What the exercise asks » A complete answer retypes each of the records below precisely and includes none of the pictures.

Material supplied »
━━━━━━━━━━━━━━━━━━━━━━━━━━━━━━

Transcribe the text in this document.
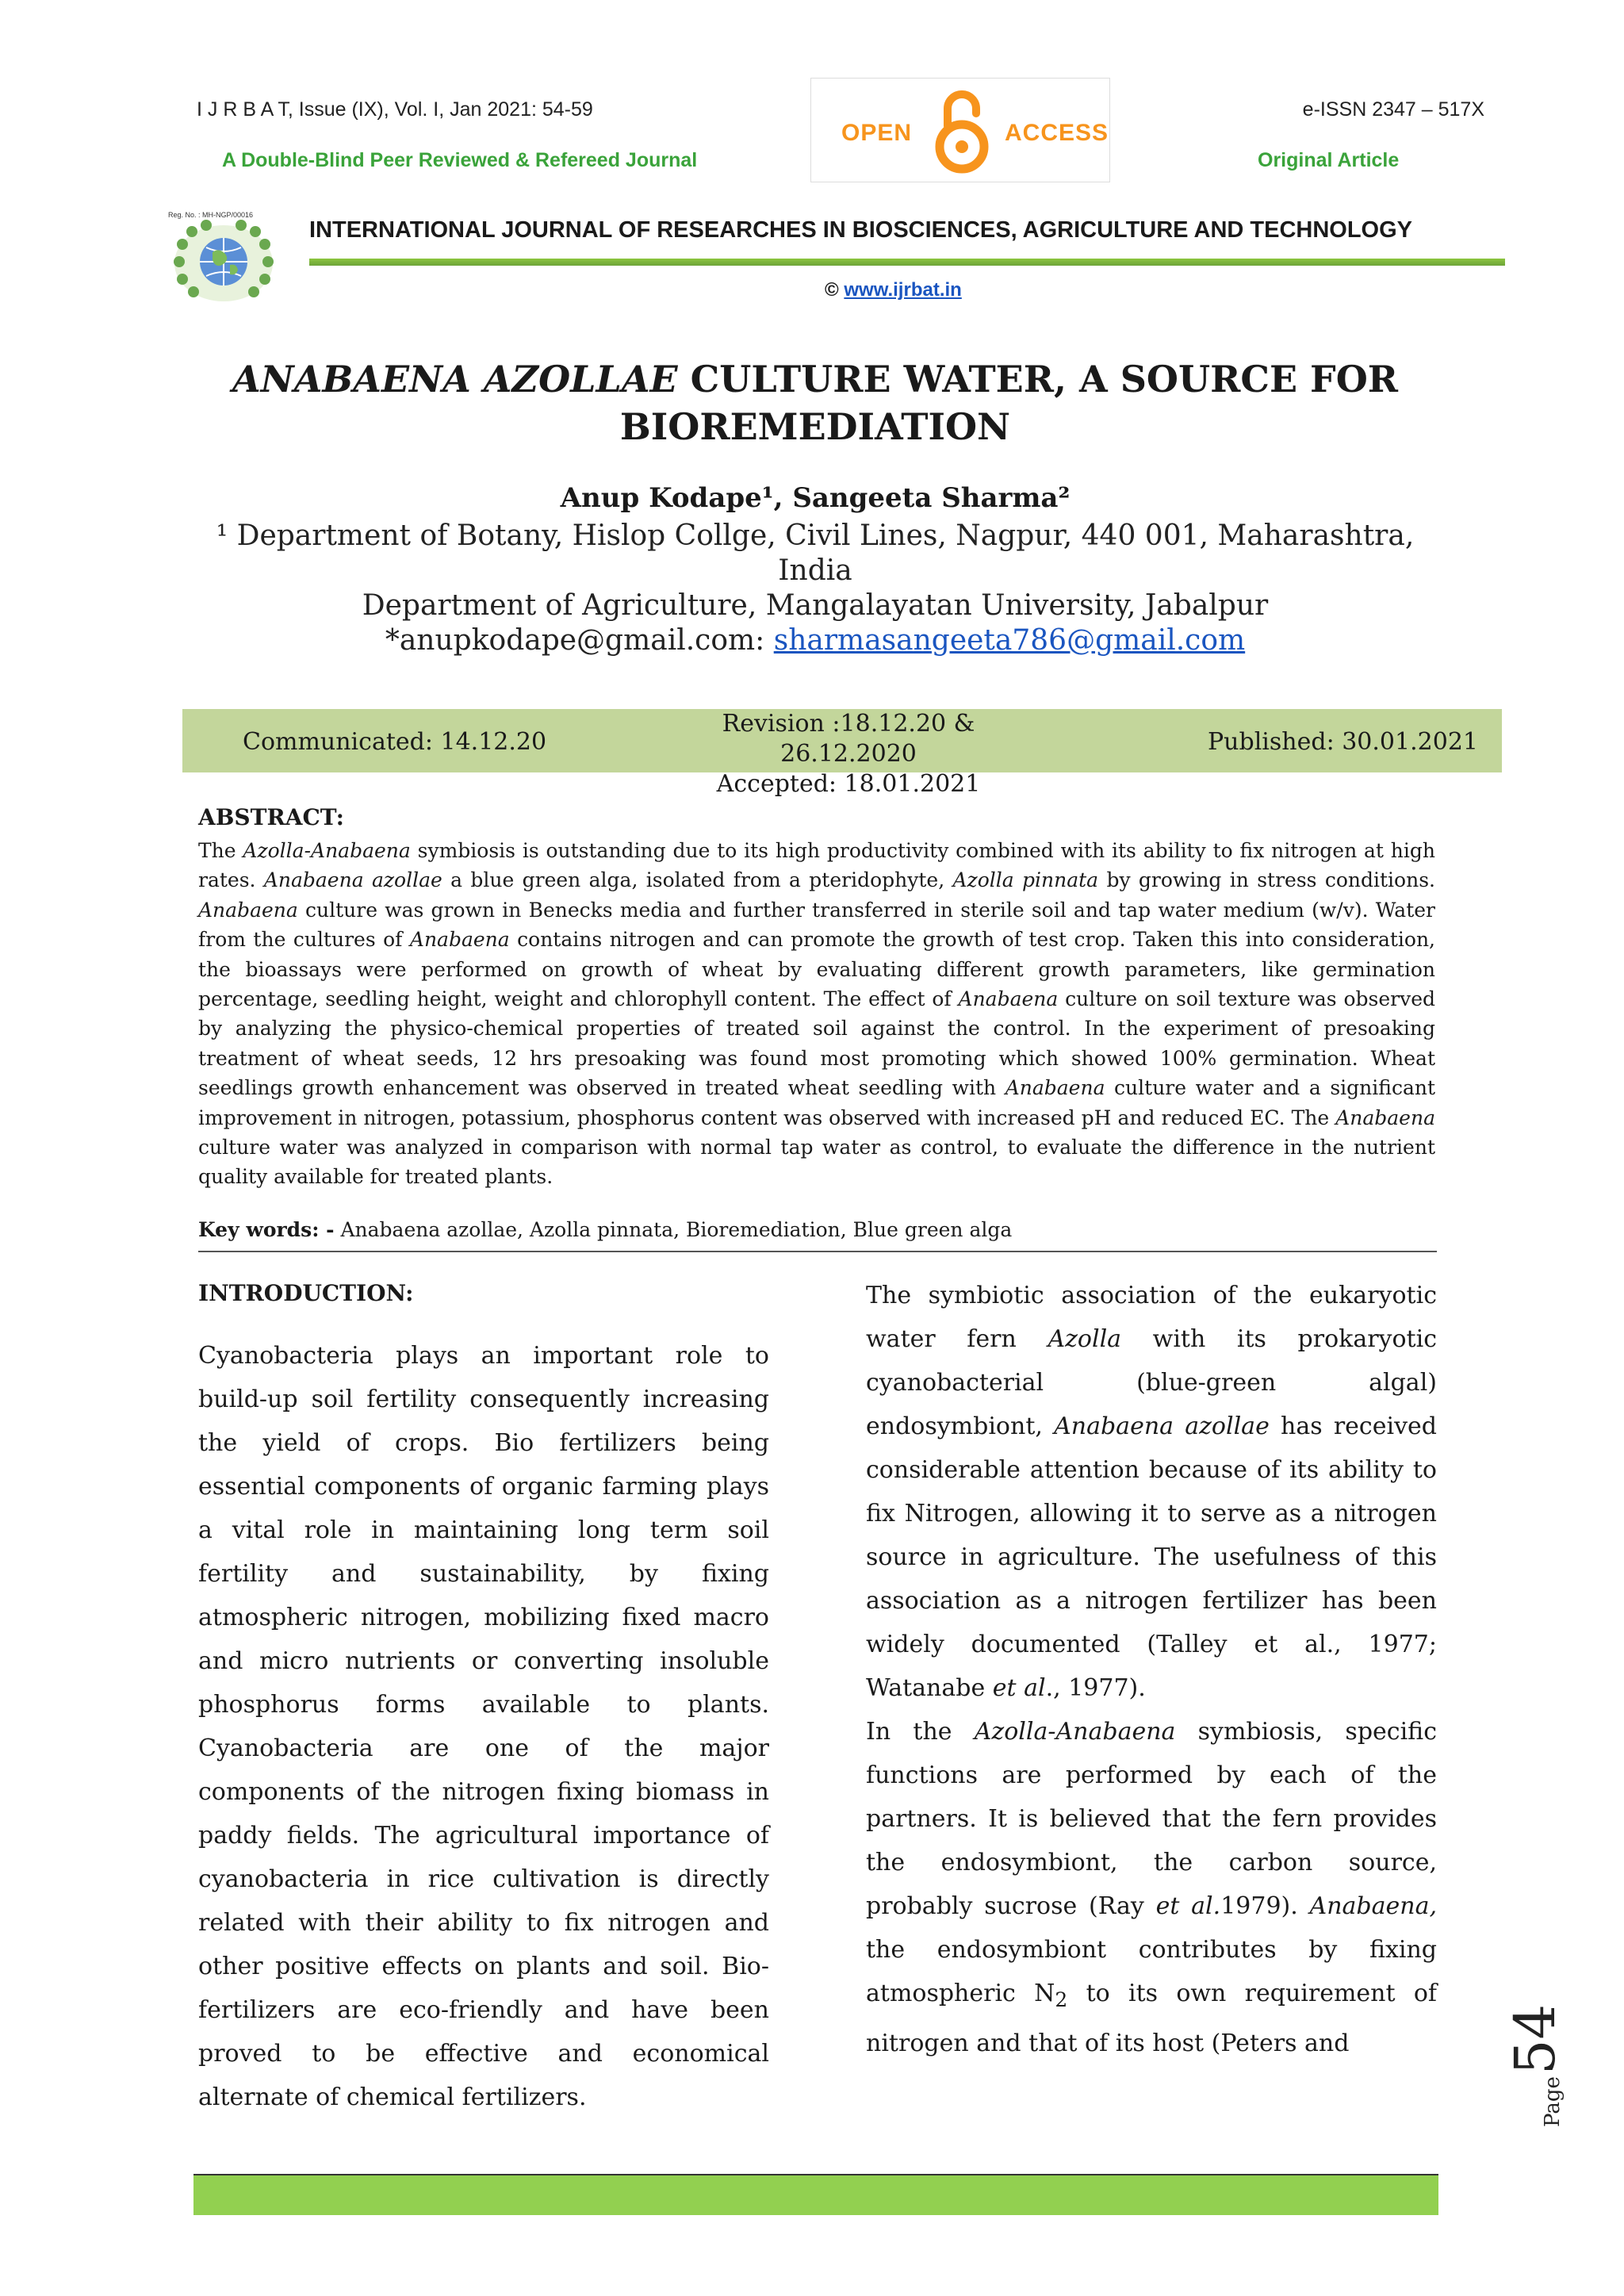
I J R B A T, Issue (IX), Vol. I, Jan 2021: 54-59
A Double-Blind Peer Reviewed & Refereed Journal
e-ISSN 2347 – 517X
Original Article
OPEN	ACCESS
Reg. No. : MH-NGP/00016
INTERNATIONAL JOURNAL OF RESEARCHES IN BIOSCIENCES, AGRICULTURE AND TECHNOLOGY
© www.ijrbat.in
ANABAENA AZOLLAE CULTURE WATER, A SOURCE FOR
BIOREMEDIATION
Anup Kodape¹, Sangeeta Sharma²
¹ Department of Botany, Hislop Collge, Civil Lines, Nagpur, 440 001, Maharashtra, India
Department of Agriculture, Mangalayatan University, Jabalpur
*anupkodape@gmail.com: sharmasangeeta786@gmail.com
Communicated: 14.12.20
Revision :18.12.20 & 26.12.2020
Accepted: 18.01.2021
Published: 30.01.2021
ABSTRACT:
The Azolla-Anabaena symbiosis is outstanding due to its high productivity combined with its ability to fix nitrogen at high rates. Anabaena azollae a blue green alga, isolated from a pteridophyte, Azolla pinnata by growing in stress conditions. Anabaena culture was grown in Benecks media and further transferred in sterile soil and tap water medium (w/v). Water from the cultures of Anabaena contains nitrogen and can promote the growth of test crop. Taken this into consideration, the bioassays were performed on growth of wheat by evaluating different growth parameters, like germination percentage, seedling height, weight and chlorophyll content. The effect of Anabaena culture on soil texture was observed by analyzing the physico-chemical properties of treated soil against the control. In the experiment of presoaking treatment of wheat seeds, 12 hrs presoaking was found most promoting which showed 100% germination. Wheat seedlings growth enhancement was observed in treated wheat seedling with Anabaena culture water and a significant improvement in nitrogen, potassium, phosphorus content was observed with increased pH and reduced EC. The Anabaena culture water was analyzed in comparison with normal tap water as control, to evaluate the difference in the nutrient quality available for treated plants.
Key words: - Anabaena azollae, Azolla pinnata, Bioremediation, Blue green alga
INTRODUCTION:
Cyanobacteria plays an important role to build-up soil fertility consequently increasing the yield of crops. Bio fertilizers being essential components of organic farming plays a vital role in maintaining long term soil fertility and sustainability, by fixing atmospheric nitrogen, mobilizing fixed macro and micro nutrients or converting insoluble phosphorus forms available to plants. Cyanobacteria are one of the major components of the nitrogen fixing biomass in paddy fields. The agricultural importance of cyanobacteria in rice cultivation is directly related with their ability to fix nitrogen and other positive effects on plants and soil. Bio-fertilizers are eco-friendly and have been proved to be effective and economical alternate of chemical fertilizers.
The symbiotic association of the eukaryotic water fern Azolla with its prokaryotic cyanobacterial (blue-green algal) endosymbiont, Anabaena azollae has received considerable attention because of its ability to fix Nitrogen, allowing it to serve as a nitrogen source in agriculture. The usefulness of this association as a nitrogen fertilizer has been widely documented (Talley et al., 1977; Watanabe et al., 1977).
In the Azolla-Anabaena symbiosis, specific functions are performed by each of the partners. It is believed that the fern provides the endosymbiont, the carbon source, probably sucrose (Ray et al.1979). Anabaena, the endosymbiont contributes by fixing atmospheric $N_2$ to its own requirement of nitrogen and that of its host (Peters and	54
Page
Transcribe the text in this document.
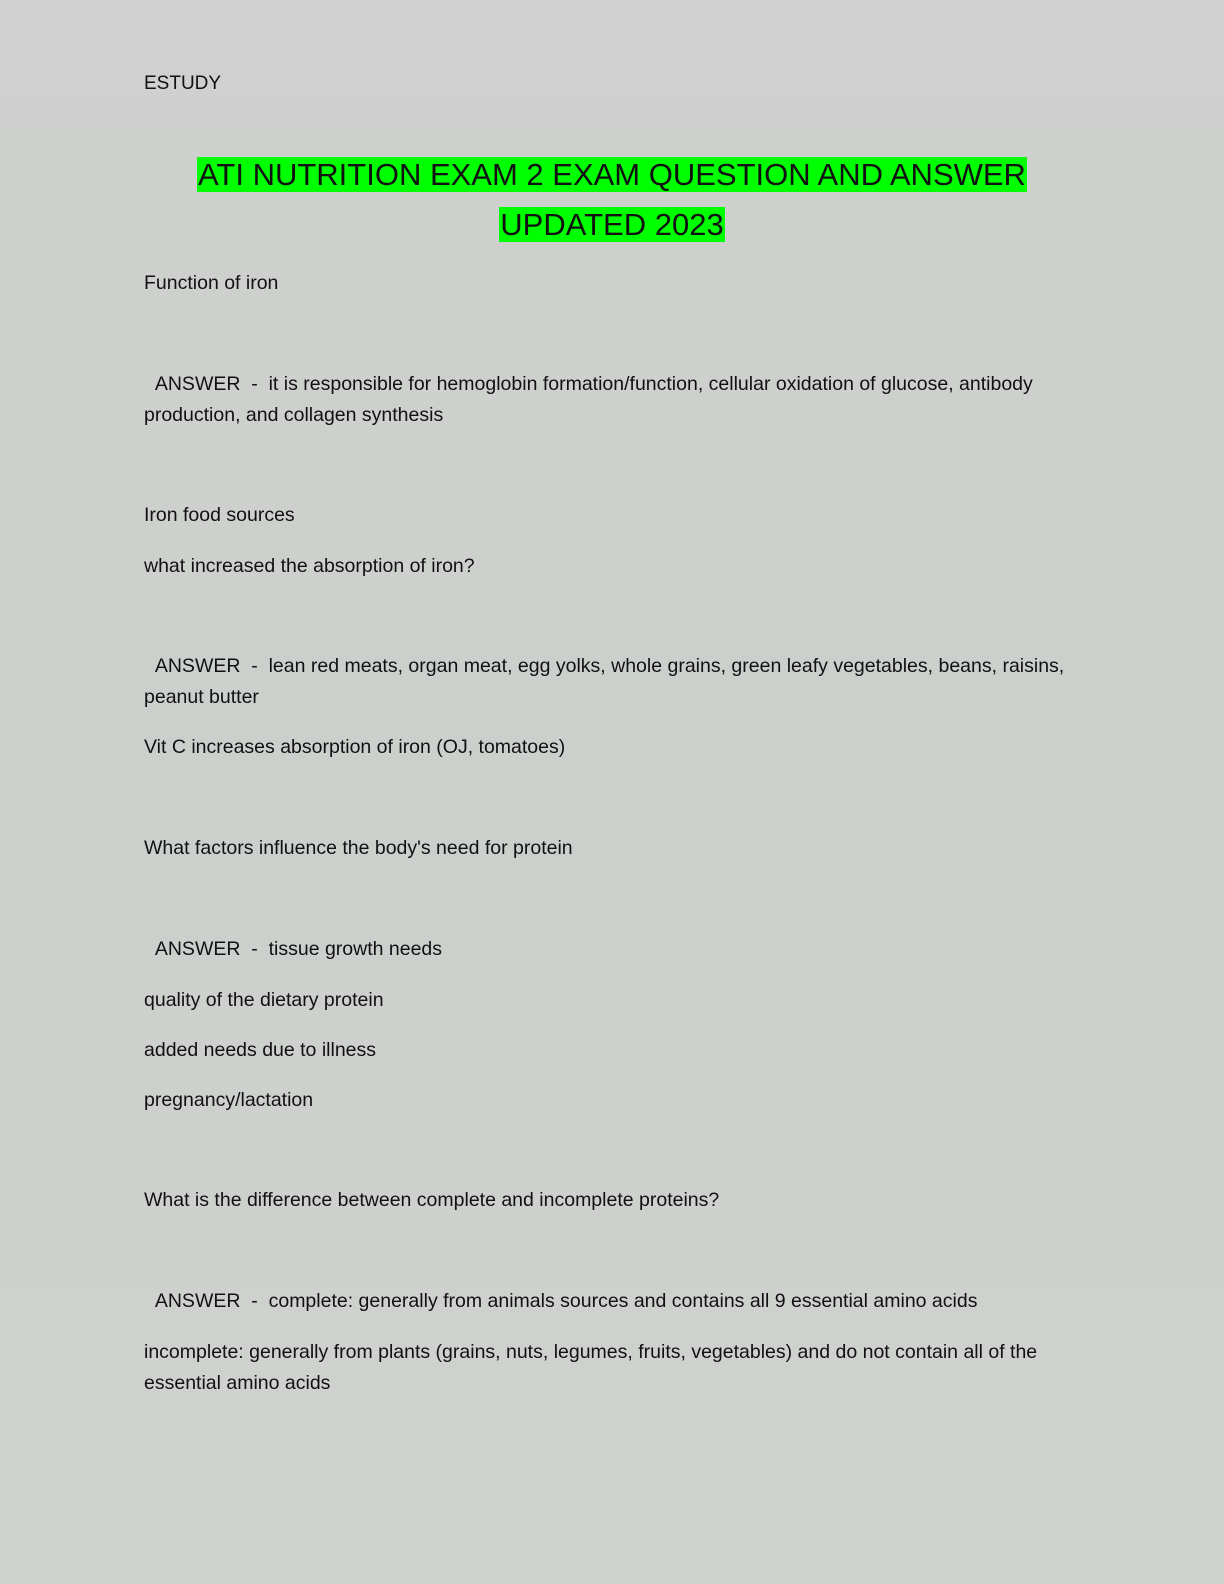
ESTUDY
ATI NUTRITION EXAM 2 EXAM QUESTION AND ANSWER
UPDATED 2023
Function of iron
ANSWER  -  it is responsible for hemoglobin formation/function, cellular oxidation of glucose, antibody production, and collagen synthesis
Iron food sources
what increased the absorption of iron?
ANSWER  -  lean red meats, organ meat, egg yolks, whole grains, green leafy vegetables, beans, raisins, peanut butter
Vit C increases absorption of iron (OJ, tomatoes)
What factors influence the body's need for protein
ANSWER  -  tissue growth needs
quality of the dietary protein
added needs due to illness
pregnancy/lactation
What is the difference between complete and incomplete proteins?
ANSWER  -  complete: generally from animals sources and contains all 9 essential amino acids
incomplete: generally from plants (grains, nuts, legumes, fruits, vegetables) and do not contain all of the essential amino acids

━━━━━━━━━━━━━━━━━━━━━━━━━━━━━━

Solution to the exercise »
Transcribe the text in this document.
I J R B A T, Issue (IX), Vol. I, Jan 2021: 54-59
A Double-Blind Peer Reviewed & Refereed Journal
e-ISSN 2347 – 517X
Original Article
OPEN	ACCESS
Reg. No. : MH-NGP/00016
INTERNATIONAL JOURNAL OF RESEARCHES IN BIOSCIENCES, AGRICULTURE AND TECHNOLOGY
© www.ijrbat.in
ANABAENA AZOLLAE CULTURE WATER, A SOURCE FOR
BIOREMEDIATION
Anup Kodape¹, Sangeeta Sharma²
¹ Department of Botany, Hislop Collge, Civil Lines, Nagpur, 440 001, Maharashtra, India
Department of Agriculture, Mangalayatan University, Jabalpur
*anupkodape@gmail.com: sharmasangeeta786@gmail.com
Communicated: 14.12.20
Revision :18.12.20 & 26.12.2020
Accepted: 18.01.2021
Published: 30.01.2021
ABSTRACT:
The Azolla-Anabaena symbiosis is outstanding due to its high productivity combined with its ability to fix nitrogen at high rates. Anabaena azollae a blue green alga, isolated from a pteridophyte, Azolla pinnata by growing in stress conditions. Anabaena culture was grown in Benecks media and further transferred in sterile soil and tap water medium (w/v). Water from the cultures of Anabaena contains nitrogen and can promote the growth of test crop. Taken this into consideration, the bioassays were performed on growth of wheat by evaluating different growth parameters, like germination percentage, seedling height, weight and chlorophyll content. The effect of Anabaena culture on soil texture was observed by analyzing the physico-chemical properties of treated soil against the control. In the experiment of presoaking treatment of wheat seeds, 12 hrs presoaking was found most promoting which showed 100% germination. Wheat seedlings growth enhancement was observed in treated wheat seedling with Anabaena culture water and a significant improvement in nitrogen, potassium, phosphorus content was observed with increased pH and reduced EC. The Anabaena culture water was analyzed in comparison with normal tap water as control, to evaluate the difference in the nutrient quality available for treated plants.
Key words: - Anabaena azollae, Azolla pinnata, Bioremediation, Blue green alga
INTRODUCTION:
Cyanobacteria plays an important role to build-up soil fertility consequently increasing the yield of crops. Bio fertilizers being essential components of organic farming plays a vital role in maintaining long term soil fertility and sustainability, by fixing atmospheric nitrogen, mobilizing fixed macro and micro nutrients or converting insoluble phosphorus forms available to plants. Cyanobacteria are one of the major components of the nitrogen fixing biomass in paddy fields. The agricultural importance of cyanobacteria in rice cultivation is directly related with their ability to fix nitrogen and other positive effects on plants and soil. Bio-fertilizers are eco-friendly and have been proved to be effective and economical alternate of chemical fertilizers.
The symbiotic association of the eukaryotic water fern Azolla with its prokaryotic cyanobacterial (blue-green algal) endosymbiont, Anabaena azollae has received considerable attention because of its ability to fix Nitrogen, allowing it to serve as a nitrogen source in agriculture. The usefulness of this association as a nitrogen fertilizer has been widely documented (Talley et al., 1977; Watanabe et al., 1977).
In the Azolla-Anabaena symbiosis, specific functions are performed by each of the partners. It is believed that the fern provides the endosymbiont, the carbon source, probably sucrose (Ray et al.1979). Anabaena, the endosymbiont contributes by fixing atmospheric $N_2$ to its own requirement of nitrogen and that of its host (Peters and	54
Page
Transcribe the text in this document.
ESTUDY
ATI NUTRITION EXAM 2 EXAM QUESTION AND ANSWER
UPDATED 2023
Function of iron
ANSWER  -  it is responsible for hemoglobin formation/function, cellular oxidation of glucose, antibody production, and collagen synthesis
Iron food sources
what increased the absorption of iron?
ANSWER  -  lean red meats, organ meat, egg yolks, whole grains, green leafy vegetables, beans, raisins, peanut butter
Vit C increases absorption of iron (OJ, tomatoes)
What factors influence the body's need for protein
ANSWER  -  tissue growth needs
quality of the dietary protein
added needs due to illness
pregnancy/lactation
What is the difference between complete and incomplete proteins?
ANSWER  -  complete: generally from animals sources and contains all 9 essential amino acids
incomplete: generally from plants (grains, nuts, legumes, fruits, vegetables) and do not contain all of the essential amino acids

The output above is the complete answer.